■ Work to complete
Provide a single number: the count of lines containing the string "Gate".

Items listed in a dataset:
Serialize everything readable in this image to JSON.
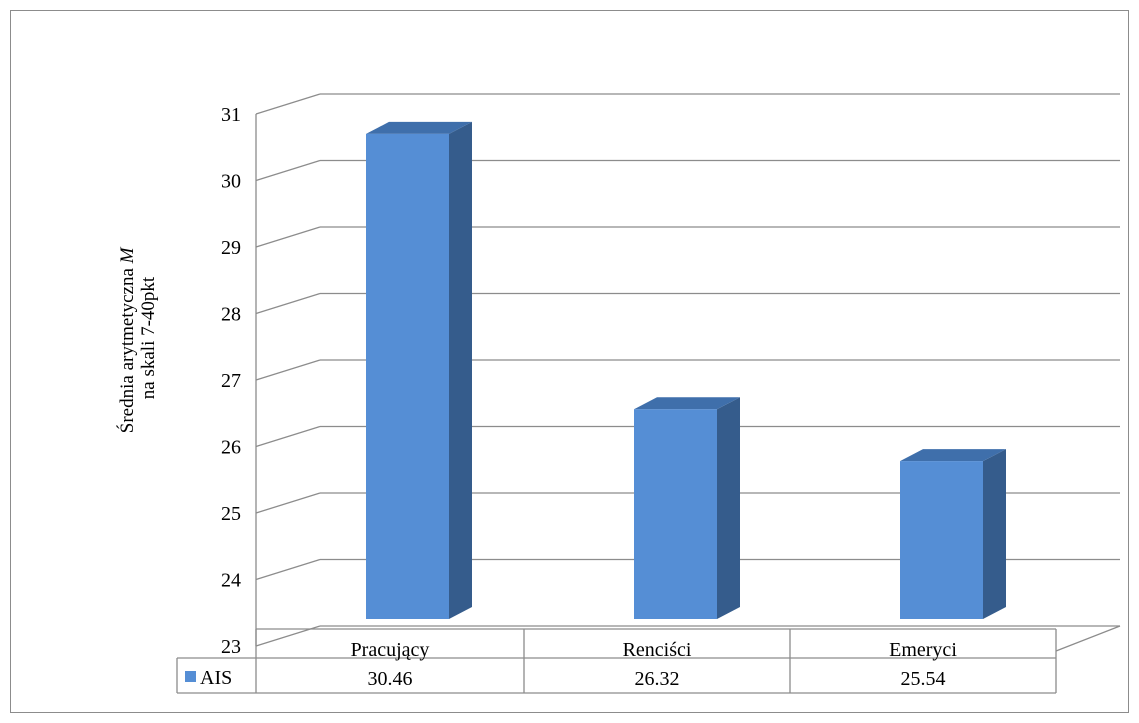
{
  "chart_data": {
    "type": "bar",
    "categories": [
      "Pracujący",
      "Renciści",
      "Emeryci"
    ],
    "series": [
      {
        "name": "AIS",
        "values": [
          30.46,
          26.32,
          25.54
        ],
        "color": "#558ed5",
        "side_color": "#355c8c",
        "top_color": "#3f6fab"
      }
    ],
    "table_values": [
      "30.46",
      "26.32",
      "25.54"
    ],
    "ylabel_line1": "Średnia arytmetyczna ",
    "ylabel_italic": "M",
    "ylabel_line2": "na skali 7-40pkt",
    "ylim": [
      23,
      31
    ],
    "yticks": [
      "23",
      "24",
      "25",
      "26",
      "27",
      "28",
      "29",
      "30",
      "31"
    ],
    "grid": true,
    "legend": "data-table",
    "style": "3d-column"
  }
}
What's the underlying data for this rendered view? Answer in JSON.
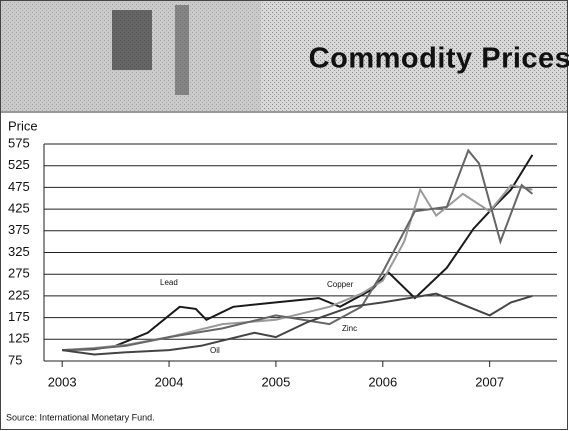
{
  "header": {
    "title": "Commodity Prices"
  },
  "chart_data": {
    "type": "line",
    "ylabel": "Price",
    "xlim": [
      2002.83,
      2007.63
    ],
    "xticks": [
      2003,
      2004,
      2005,
      2006,
      2007
    ],
    "ylim": [
      75,
      575
    ],
    "yticks": [
      75,
      125,
      175,
      225,
      275,
      325,
      375,
      425,
      475,
      525,
      575
    ],
    "grid": true,
    "series": [
      {
        "name": "Lead",
        "color": "#1a1a1a",
        "x": [
          2003,
          2003.3,
          2003.5,
          2003.8,
          2004.1,
          2004.25,
          2004.35,
          2004.6,
          2005,
          2005.4,
          2005.6,
          2005.9,
          2006.05,
          2006.3,
          2006.6,
          2006.85,
          2007,
          2007.2,
          2007.4
        ],
        "values": [
          100,
          102,
          110,
          140,
          200,
          195,
          170,
          200,
          210,
          220,
          200,
          240,
          280,
          220,
          290,
          380,
          420,
          470,
          550
        ]
      },
      {
        "name": "Copper",
        "color": "#9a9a9a",
        "x": [
          2003,
          2003.3,
          2003.6,
          2004,
          2004.5,
          2005,
          2005.5,
          2005.8,
          2006,
          2006.2,
          2006.35,
          2006.5,
          2006.75,
          2007,
          2007.2,
          2007.4
        ],
        "values": [
          100,
          105,
          112,
          130,
          160,
          170,
          200,
          230,
          260,
          350,
          470,
          410,
          460,
          420,
          480,
          470
        ]
      },
      {
        "name": "Zinc",
        "color": "#666666",
        "x": [
          2003,
          2003.3,
          2003.6,
          2004,
          2004.5,
          2005,
          2005.5,
          2005.8,
          2006,
          2006.3,
          2006.6,
          2006.8,
          2006.9,
          2007.1,
          2007.3,
          2007.4
        ],
        "values": [
          100,
          103,
          110,
          130,
          150,
          180,
          160,
          200,
          280,
          420,
          430,
          560,
          530,
          350,
          480,
          460
        ]
      },
      {
        "name": "Oil",
        "color": "#444444",
        "x": [
          2003,
          2003.3,
          2003.6,
          2004,
          2004.3,
          2004.8,
          2005,
          2005.3,
          2005.7,
          2006,
          2006.5,
          2006.8,
          2007,
          2007.2,
          2007.4
        ],
        "values": [
          100,
          90,
          95,
          100,
          110,
          140,
          130,
          165,
          200,
          210,
          230,
          200,
          180,
          210,
          225
        ]
      }
    ]
  },
  "source": "Source: International Monetary Fund."
}
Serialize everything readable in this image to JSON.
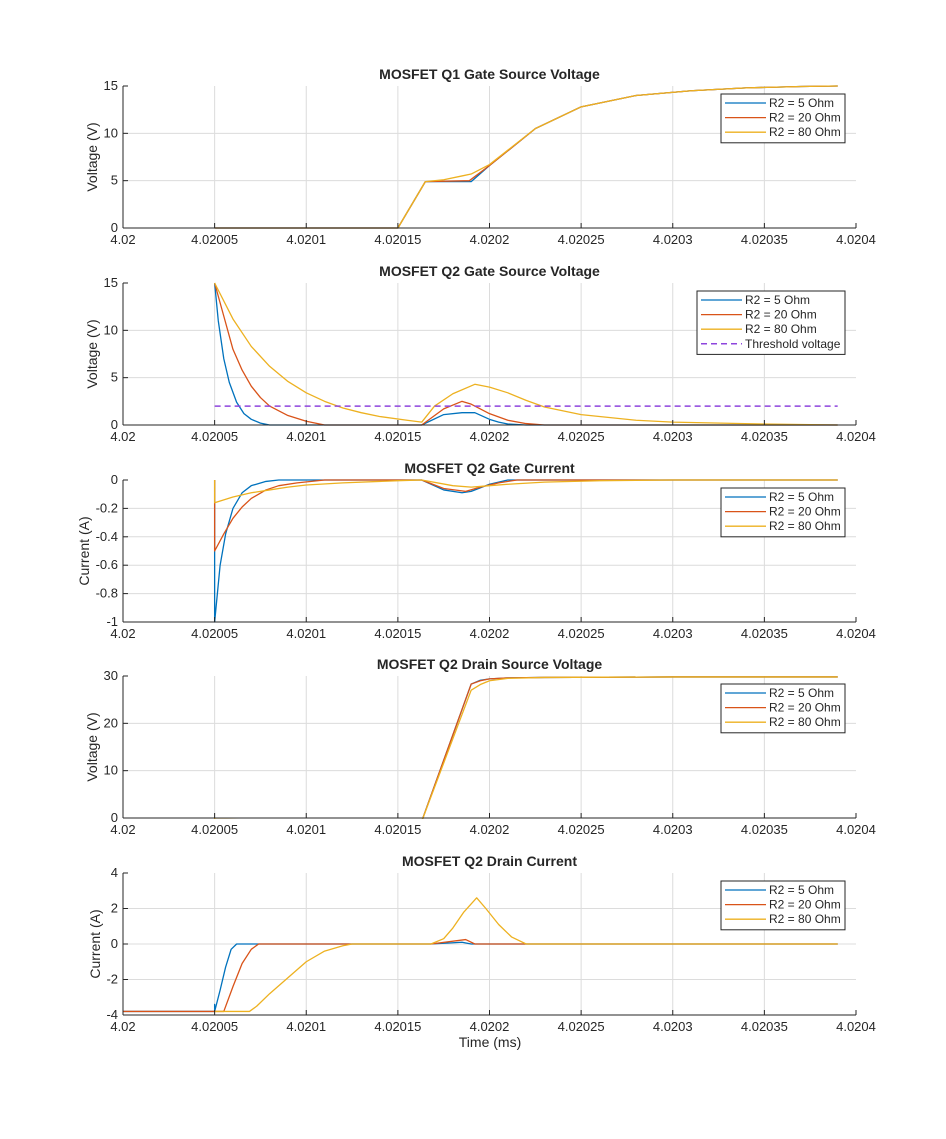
{
  "figure": {
    "xlabel": "Time (ms)",
    "colors": {
      "grid": "#dcdcdc",
      "axis": "#262626",
      "text": "#262626",
      "background": "#ffffff"
    }
  },
  "chart_data": [
    {
      "type": "line",
      "title": "MOSFET Q1 Gate Source Voltage",
      "xlabel": "",
      "ylabel": "Voltage (V)",
      "xlim": [
        4.02,
        4.0204
      ],
      "ylim": [
        0,
        15
      ],
      "xticks": [
        4.02,
        4.02005,
        4.0201,
        4.02015,
        4.0202,
        4.02025,
        4.0203,
        4.02035,
        4.0204
      ],
      "xticklabels": [
        "4.02",
        "4.02005",
        "4.0201",
        "4.02015",
        "4.0202",
        "4.02025",
        "4.0203",
        "4.02035",
        "4.0204"
      ],
      "yticks": [
        0,
        5,
        10,
        15
      ],
      "yticklabels": [
        "0",
        "5",
        "10",
        "15"
      ],
      "grid": true,
      "legend": "top-right",
      "series": [
        {
          "name": "R2 = 5 Ohm",
          "color": "#0072BD",
          "dash": "solid",
          "x": [
            4.02005,
            4.02015,
            4.020165,
            4.02019,
            4.0202,
            4.020225,
            4.02025,
            4.02028,
            4.02031,
            4.02034,
            4.02037,
            4.02039
          ],
          "y": [
            0,
            0,
            4.9,
            4.9,
            6.6,
            10.5,
            12.8,
            14.0,
            14.5,
            14.8,
            14.95,
            15
          ]
        },
        {
          "name": "R2 = 20 Ohm",
          "color": "#D95319",
          "dash": "solid",
          "x": [
            4.02005,
            4.02015,
            4.020165,
            4.020189,
            4.0202,
            4.020225,
            4.02025,
            4.02028,
            4.02031,
            4.02034,
            4.02037,
            4.02039
          ],
          "y": [
            0,
            0,
            4.9,
            5.0,
            6.6,
            10.5,
            12.8,
            14.0,
            14.5,
            14.8,
            14.95,
            15
          ]
        },
        {
          "name": "R2 = 80 Ohm",
          "color": "#EDB120",
          "dash": "solid",
          "x": [
            4.02005,
            4.02015,
            4.020165,
            4.020175,
            4.020185,
            4.02019,
            4.0202,
            4.020225,
            4.02025,
            4.02028,
            4.02031,
            4.02034,
            4.02037,
            4.02039
          ],
          "y": [
            0,
            0,
            4.9,
            5.1,
            5.5,
            5.7,
            6.7,
            10.5,
            12.8,
            14.0,
            14.5,
            14.8,
            14.95,
            15
          ]
        }
      ]
    },
    {
      "type": "line",
      "title": "MOSFET Q2 Gate Source Voltage",
      "xlabel": "",
      "ylabel": "Voltage (V)",
      "xlim": [
        4.02,
        4.0204
      ],
      "ylim": [
        0,
        15
      ],
      "xticks": [
        4.02,
        4.02005,
        4.0201,
        4.02015,
        4.0202,
        4.02025,
        4.0203,
        4.02035,
        4.0204
      ],
      "xticklabels": [
        "4.02",
        "4.02005",
        "4.0201",
        "4.02015",
        "4.0202",
        "4.02025",
        "4.0203",
        "4.02035",
        "4.0204"
      ],
      "yticks": [
        0,
        5,
        10,
        15
      ],
      "yticklabels": [
        "0",
        "5",
        "10",
        "15"
      ],
      "grid": true,
      "legend": "top-right",
      "series": [
        {
          "name": "R2 = 5 Ohm",
          "color": "#0072BD",
          "dash": "solid",
          "x": [
            4.02005,
            4.020052,
            4.020055,
            4.020058,
            4.020062,
            4.020066,
            4.02007,
            4.020075,
            4.02008,
            4.020163,
            4.020175,
            4.020185,
            4.020192,
            4.0202,
            4.020205,
            4.02021,
            4.02022,
            4.0203,
            4.02039
          ],
          "y": [
            15,
            11.0,
            7.0,
            4.5,
            2.4,
            1.2,
            0.6,
            0.2,
            0,
            0,
            1.1,
            1.3,
            1.3,
            0.6,
            0.3,
            0.1,
            0,
            0,
            0
          ]
        },
        {
          "name": "R2 = 20 Ohm",
          "color": "#D95319",
          "dash": "solid",
          "x": [
            4.02005,
            4.020055,
            4.02006,
            4.020065,
            4.02007,
            4.020075,
            4.02008,
            4.02009,
            4.0201,
            4.02011,
            4.020163,
            4.020175,
            4.020185,
            4.02019,
            4.0202,
            4.02021,
            4.02022,
            4.02023,
            4.0203,
            4.02039
          ],
          "y": [
            15,
            11.5,
            8.0,
            5.8,
            4.1,
            2.9,
            2.0,
            1.0,
            0.4,
            0,
            0,
            1.7,
            2.5,
            2.2,
            1.2,
            0.5,
            0.15,
            0,
            0,
            0
          ]
        },
        {
          "name": "R2 = 80 Ohm",
          "color": "#EDB120",
          "dash": "solid",
          "x": [
            4.02005,
            4.02006,
            4.02007,
            4.02008,
            4.02009,
            4.0201,
            4.02011,
            4.02012,
            4.02013,
            4.02014,
            4.020155,
            4.020163,
            4.02017,
            4.02018,
            4.020192,
            4.0202,
            4.02021,
            4.02022,
            4.02023,
            4.02025,
            4.02028,
            4.0203,
            4.02035,
            4.02039
          ],
          "y": [
            15,
            11.2,
            8.3,
            6.2,
            4.6,
            3.4,
            2.5,
            1.8,
            1.3,
            0.9,
            0.5,
            0.3,
            2.0,
            3.3,
            4.3,
            4.0,
            3.4,
            2.6,
            1.9,
            1.1,
            0.5,
            0.3,
            0.1,
            0
          ]
        },
        {
          "name": "Threshold voltage",
          "color": "#8E44DD",
          "dash": "dashed",
          "x": [
            4.02005,
            4.02039
          ],
          "y": [
            2,
            2
          ]
        }
      ]
    },
    {
      "type": "line",
      "title": "MOSFET Q2 Gate Current",
      "xlabel": "",
      "ylabel": "Current (A)",
      "xlim": [
        4.02,
        4.0204
      ],
      "ylim": [
        -1,
        0
      ],
      "xticks": [
        4.02,
        4.02005,
        4.0201,
        4.02015,
        4.0202,
        4.02025,
        4.0203,
        4.02035,
        4.0204
      ],
      "xticklabels": [
        "4.02",
        "4.02005",
        "4.0201",
        "4.02015",
        "4.0202",
        "4.02025",
        "4.0203",
        "4.02035",
        "4.0204"
      ],
      "yticks": [
        -1,
        -0.8,
        -0.6,
        -0.4,
        -0.2,
        0
      ],
      "yticklabels": [
        "-1",
        "-0.8",
        "-0.6",
        "-0.4",
        "-0.2",
        "0"
      ],
      "grid": true,
      "legend": "top-right",
      "series": [
        {
          "name": "R2 = 5 Ohm",
          "color": "#0072BD",
          "dash": "solid",
          "x": [
            4.02005,
            4.02005,
            4.020053,
            4.020056,
            4.02006,
            4.020065,
            4.02007,
            4.020078,
            4.020085,
            4.020163,
            4.020175,
            4.020185,
            4.02019,
            4.0202,
            4.02021,
            4.02039
          ],
          "y": [
            0,
            -1.0,
            -0.6,
            -0.38,
            -0.2,
            -0.09,
            -0.04,
            -0.01,
            0,
            0,
            -0.07,
            -0.09,
            -0.08,
            -0.03,
            0,
            0
          ]
        },
        {
          "name": "R2 = 20 Ohm",
          "color": "#D95319",
          "dash": "solid",
          "x": [
            4.02005,
            4.02005,
            4.020055,
            4.02006,
            4.020065,
            4.02007,
            4.020078,
            4.020085,
            4.020095,
            4.02011,
            4.020163,
            4.020175,
            4.020187,
            4.020195,
            4.020205,
            4.020215,
            4.02039
          ],
          "y": [
            0,
            -0.5,
            -0.38,
            -0.27,
            -0.19,
            -0.13,
            -0.07,
            -0.04,
            -0.02,
            0,
            0,
            -0.06,
            -0.08,
            -0.05,
            -0.02,
            0,
            0
          ]
        },
        {
          "name": "R2 = 80 Ohm",
          "color": "#EDB120",
          "dash": "solid",
          "x": [
            4.02005,
            4.02005,
            4.02006,
            4.02007,
            4.02008,
            4.02009,
            4.0201,
            4.02012,
            4.02015,
            4.020163,
            4.02018,
            4.02019,
            4.0202,
            4.02021,
            4.02023,
            4.02026,
            4.0203,
            4.02039
          ],
          "y": [
            0,
            -0.16,
            -0.12,
            -0.09,
            -0.07,
            -0.05,
            -0.035,
            -0.02,
            -0.005,
            0,
            -0.04,
            -0.05,
            -0.04,
            -0.03,
            -0.015,
            -0.005,
            0,
            0
          ]
        }
      ]
    },
    {
      "type": "line",
      "title": "MOSFET Q2 Drain Source Voltage",
      "xlabel": "",
      "ylabel": "Voltage (V)",
      "xlim": [
        4.02,
        4.0204
      ],
      "ylim": [
        0,
        30
      ],
      "xticks": [
        4.02,
        4.02005,
        4.0201,
        4.02015,
        4.0202,
        4.02025,
        4.0203,
        4.02035,
        4.0204
      ],
      "xticklabels": [
        "4.02",
        "4.02005",
        "4.0201",
        "4.02015",
        "4.0202",
        "4.02025",
        "4.0203",
        "4.02035",
        "4.0204"
      ],
      "yticks": [
        0,
        10,
        20,
        30
      ],
      "yticklabels": [
        "0",
        "10",
        "20",
        "30"
      ],
      "grid": true,
      "legend": "top-right",
      "series": [
        {
          "name": "R2 = 5 Ohm",
          "color": "#0072BD",
          "dash": "solid",
          "x": [
            4.02,
            4.020163,
            4.02019,
            4.020195,
            4.0202,
            4.02021,
            4.02023,
            4.0203,
            4.02039
          ],
          "y": [
            -0.7,
            -0.7,
            28.3,
            29.1,
            29.4,
            29.6,
            29.7,
            29.8,
            29.8
          ]
        },
        {
          "name": "R2 = 20 Ohm",
          "color": "#D95319",
          "dash": "solid",
          "x": [
            4.02,
            4.020163,
            4.02019,
            4.020195,
            4.0202,
            4.02021,
            4.02023,
            4.0203,
            4.02039
          ],
          "y": [
            -0.7,
            -0.7,
            28.3,
            29.0,
            29.4,
            29.6,
            29.7,
            29.8,
            29.8
          ]
        },
        {
          "name": "R2 = 80 Ohm",
          "color": "#EDB120",
          "dash": "solid",
          "x": [
            4.02005,
            4.02005,
            4.020163,
            4.02019,
            4.020195,
            4.0202,
            4.02021,
            4.02023,
            4.0203,
            4.02039
          ],
          "y": [
            0,
            -0.3,
            -0.7,
            27.0,
            28.2,
            29.0,
            29.5,
            29.7,
            29.8,
            29.8
          ]
        }
      ]
    },
    {
      "type": "line",
      "title": "MOSFET Q2 Drain Current",
      "xlabel": "Time (ms)",
      "ylabel": "Current (A)",
      "xlim": [
        4.02,
        4.0204
      ],
      "ylim": [
        -4,
        4
      ],
      "xticks": [
        4.02,
        4.02005,
        4.0201,
        4.02015,
        4.0202,
        4.02025,
        4.0203,
        4.02035,
        4.0204
      ],
      "xticklabels": [
        "4.02",
        "4.02005",
        "4.0201",
        "4.02015",
        "4.0202",
        "4.02025",
        "4.0203",
        "4.02035",
        "4.0204"
      ],
      "yticks": [
        -4,
        -2,
        0,
        2,
        4
      ],
      "yticklabels": [
        "-4",
        "-2",
        "0",
        "2",
        "4"
      ],
      "grid": true,
      "legend": "top-right",
      "series": [
        {
          "name": "R2 = 5 Ohm",
          "color": "#0072BD",
          "dash": "solid",
          "x": [
            4.02,
            4.02005,
            4.02005,
            4.02005,
            4.020053,
            4.020056,
            4.020059,
            4.020062,
            4.020168,
            4.020185,
            4.02019,
            4.0202,
            4.02039
          ],
          "y": [
            -3.8,
            -3.8,
            -3.4,
            -3.8,
            -2.6,
            -1.3,
            -0.3,
            0,
            0,
            0.1,
            0,
            0,
            0
          ]
        },
        {
          "name": "R2 = 20 Ohm",
          "color": "#D95319",
          "dash": "solid",
          "x": [
            4.02,
            4.020055,
            4.02006,
            4.020065,
            4.02007,
            4.020074,
            4.020168,
            4.020187,
            4.020192,
            4.0202,
            4.02039
          ],
          "y": [
            -3.8,
            -3.8,
            -2.4,
            -1.1,
            -0.3,
            0,
            0,
            0.25,
            0,
            0,
            0
          ]
        },
        {
          "name": "R2 = 80 Ohm",
          "color": "#EDB120",
          "dash": "solid",
          "x": [
            4.02005,
            4.02005,
            4.020054,
            4.020069,
            4.020073,
            4.02008,
            4.02009,
            4.0201,
            4.02011,
            4.02012,
            4.020125,
            4.020168,
            4.020175,
            4.02018,
            4.020186,
            4.020193,
            4.020198,
            4.020205,
            4.020212,
            4.02022,
            4.02039
          ],
          "y": [
            -3.8,
            -3.8,
            -3.8,
            -3.8,
            -3.5,
            -2.8,
            -1.9,
            -1.0,
            -0.4,
            -0.1,
            0,
            0,
            0.3,
            0.9,
            1.8,
            2.6,
            2.0,
            1.1,
            0.4,
            0,
            0
          ]
        }
      ]
    }
  ]
}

■ Answer to this exercise
3